Source document>
⟨

Approved in December, the $10 million center is to replace the nearly 50-year-old cultural center named after William Monroe Trotter, an activist for racial justice.

Plans for the new center are in response to one of seven points that the Black Student Union and UM agreed to in 2014 as a way of improving the campus climate for minority students.

In April, Bernstein and his wife, Rachel Bendit, gave the university $3 million to support the center as part of their commitment to social justice, civil rights and the university. The regents voted to rename the building, Bernstein-Bendit Hall.

But after the announcement, Bernstein and university officials heard the voices of students who were concerned about removing Trotter’s name from campus, so he and Bendit decided to withdraw the gift.

“In an increasingly divided and divisive society, we feel not just motivated but obligated to stand for a broad and inclusive society,” Bernstein said during Thursday’s meeting. “That is why we made this gift. ... Multiculturalism in general and race in particular are not other people’s issues but a shared responsibility. A message that is more urgent and important today than ever before.”

But many students felt the gift to the multicultural center was a loss, arguing the names on university buildings speak to them.

“There are hundreds and hundreds of buildings on this campus and only one — one — Trotter, honor an African-American,” said Bernstein, chair of the regents. “This is wrong ... We did not want to silence Trotter, this one lone African-American voice on our campus. This was of course not our intention but could have been a result.”

He added his wife, Rachel Bendit, agreed with the university that their gift be withdrawn and they will continue to search for ways to play a role in supporting diversity, equity and inclusion on campus.

Bernstein was not available for comment after the meeting and could not be reached by phone.

⟩

Data shown>
⟨

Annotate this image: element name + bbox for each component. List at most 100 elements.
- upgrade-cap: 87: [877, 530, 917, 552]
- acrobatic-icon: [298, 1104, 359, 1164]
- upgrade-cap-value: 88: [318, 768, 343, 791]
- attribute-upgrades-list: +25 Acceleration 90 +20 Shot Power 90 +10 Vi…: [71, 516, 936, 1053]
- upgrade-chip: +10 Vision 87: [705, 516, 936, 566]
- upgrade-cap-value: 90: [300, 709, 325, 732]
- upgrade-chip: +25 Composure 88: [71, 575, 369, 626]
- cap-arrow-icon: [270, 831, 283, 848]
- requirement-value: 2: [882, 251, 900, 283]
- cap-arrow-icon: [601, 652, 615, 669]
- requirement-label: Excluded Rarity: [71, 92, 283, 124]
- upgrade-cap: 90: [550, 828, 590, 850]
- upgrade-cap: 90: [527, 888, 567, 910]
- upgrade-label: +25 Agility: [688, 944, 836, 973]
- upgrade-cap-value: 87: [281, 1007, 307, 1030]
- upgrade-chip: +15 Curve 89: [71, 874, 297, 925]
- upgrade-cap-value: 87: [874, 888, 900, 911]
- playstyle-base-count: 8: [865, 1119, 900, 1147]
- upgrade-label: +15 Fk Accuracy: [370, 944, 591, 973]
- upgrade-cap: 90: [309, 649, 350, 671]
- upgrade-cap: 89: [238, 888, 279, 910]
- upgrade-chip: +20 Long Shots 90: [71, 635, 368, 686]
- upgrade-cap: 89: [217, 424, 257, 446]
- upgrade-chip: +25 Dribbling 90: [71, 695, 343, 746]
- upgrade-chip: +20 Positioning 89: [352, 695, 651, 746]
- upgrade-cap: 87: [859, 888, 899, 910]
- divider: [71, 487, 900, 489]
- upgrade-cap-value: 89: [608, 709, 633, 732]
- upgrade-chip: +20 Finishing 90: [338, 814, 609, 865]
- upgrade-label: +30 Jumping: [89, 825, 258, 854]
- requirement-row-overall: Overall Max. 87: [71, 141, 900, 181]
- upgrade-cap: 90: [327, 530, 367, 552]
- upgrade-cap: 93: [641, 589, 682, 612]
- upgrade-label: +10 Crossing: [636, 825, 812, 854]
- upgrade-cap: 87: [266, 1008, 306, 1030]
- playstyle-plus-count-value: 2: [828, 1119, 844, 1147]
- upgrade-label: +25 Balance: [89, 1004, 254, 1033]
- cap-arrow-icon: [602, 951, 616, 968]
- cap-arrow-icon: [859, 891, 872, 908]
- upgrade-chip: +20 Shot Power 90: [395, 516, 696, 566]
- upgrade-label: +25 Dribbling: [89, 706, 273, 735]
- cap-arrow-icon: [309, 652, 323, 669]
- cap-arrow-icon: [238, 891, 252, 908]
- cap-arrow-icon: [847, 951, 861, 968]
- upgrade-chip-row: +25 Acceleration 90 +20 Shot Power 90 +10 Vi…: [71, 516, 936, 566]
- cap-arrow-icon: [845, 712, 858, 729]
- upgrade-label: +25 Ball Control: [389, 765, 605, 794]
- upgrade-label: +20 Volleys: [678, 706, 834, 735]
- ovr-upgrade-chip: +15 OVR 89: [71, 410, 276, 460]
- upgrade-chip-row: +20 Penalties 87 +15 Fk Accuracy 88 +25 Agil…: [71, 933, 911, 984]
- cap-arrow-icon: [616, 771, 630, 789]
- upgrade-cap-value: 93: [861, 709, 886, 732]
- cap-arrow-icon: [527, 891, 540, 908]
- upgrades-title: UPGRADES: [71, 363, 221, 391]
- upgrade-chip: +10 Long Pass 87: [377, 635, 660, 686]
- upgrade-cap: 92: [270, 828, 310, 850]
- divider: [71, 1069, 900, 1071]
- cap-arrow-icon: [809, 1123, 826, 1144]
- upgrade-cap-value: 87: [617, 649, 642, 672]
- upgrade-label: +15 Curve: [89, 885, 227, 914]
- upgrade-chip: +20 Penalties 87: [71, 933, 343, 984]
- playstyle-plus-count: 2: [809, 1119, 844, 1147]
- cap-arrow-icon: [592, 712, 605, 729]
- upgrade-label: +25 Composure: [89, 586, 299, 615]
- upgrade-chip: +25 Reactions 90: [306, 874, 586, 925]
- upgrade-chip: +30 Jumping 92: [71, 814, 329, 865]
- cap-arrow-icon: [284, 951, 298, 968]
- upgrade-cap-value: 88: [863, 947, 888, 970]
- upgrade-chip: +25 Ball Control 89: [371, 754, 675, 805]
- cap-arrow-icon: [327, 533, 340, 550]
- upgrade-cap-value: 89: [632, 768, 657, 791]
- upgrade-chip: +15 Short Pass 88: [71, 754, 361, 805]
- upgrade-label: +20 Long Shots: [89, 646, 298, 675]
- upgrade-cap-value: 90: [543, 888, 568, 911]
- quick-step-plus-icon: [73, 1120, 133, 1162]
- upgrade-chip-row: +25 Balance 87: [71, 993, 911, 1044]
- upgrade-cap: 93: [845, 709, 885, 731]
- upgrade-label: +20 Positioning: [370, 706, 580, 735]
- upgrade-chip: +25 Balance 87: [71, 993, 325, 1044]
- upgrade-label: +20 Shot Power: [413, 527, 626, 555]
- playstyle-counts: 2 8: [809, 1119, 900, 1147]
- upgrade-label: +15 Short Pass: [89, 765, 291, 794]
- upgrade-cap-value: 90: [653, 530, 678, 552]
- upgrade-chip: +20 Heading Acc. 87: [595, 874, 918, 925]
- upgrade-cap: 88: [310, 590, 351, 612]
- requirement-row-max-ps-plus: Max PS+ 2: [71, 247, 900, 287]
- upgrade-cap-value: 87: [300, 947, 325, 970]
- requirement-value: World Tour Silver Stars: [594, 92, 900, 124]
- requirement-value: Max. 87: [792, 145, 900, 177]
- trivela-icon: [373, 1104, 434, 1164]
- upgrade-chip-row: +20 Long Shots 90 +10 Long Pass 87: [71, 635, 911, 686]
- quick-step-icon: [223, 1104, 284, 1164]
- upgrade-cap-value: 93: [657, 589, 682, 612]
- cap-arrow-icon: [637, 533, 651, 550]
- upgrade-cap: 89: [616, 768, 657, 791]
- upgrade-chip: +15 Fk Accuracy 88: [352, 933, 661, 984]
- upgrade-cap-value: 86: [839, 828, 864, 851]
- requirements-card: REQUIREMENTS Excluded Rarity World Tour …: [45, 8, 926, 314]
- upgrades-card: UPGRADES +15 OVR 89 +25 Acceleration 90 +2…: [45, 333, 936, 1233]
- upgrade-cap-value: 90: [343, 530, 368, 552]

⟩

Objective A>
Answer these questions from the news excerpt about the multicultural center named after William Monroe Trotter:
(i) What is the cost of the center approved in December?
(ii) In what year did the Black Student Union and UM agree to the seven points?
(iii) How much did Bernstein and Rachel Bendit give the university to support the center?
Objective B> Resume the news excerpt about the Trotter multicultural center, beginning right after its final sentence.

Response A>
(i) $10 million
(ii) 2014
(iii) $3 million

Response B>
Groundbreaking is still planned in the fall for the 20,000-square-foot center, to be located in the heart of campus, on State, near the Betsy Barbour House and Helen H. Newberry Residence, north of the Michigan Union.

UM spokesman Rick Fitzgerald said he did not know why Bernstein didn’t give the gift but let Trotter’s name stay on the building.

Fitzgerald said there are many people who give gifts but do not get buildings named in their honor. He added the project was approved before Bernstein and Bendit’s gift and it will be funded through investment proceeds and gifts.

“So this does not threaten this project in any way,” Fitzgerald said.

President Mark Schlissel began Thursday’s meeting by announcing the decision of Bernstein and Bendit, and said that he deeply respected the couple’s willingness to listen to the students, engage in thoughtful discussion and honor Trotter’s legacy.

“This experience reinforces how we must, as a university, do a better job of open and widely inclusive dialogue,” Schlissel said.

“As they always have, Mark and Rachel will continue to be strong supporters of Michigan, and have modeled for us the kind of outreach and dialogue we need to foster greater levels of cross-cultural understanding and to achieve our goals as a diverse and inclusive community.”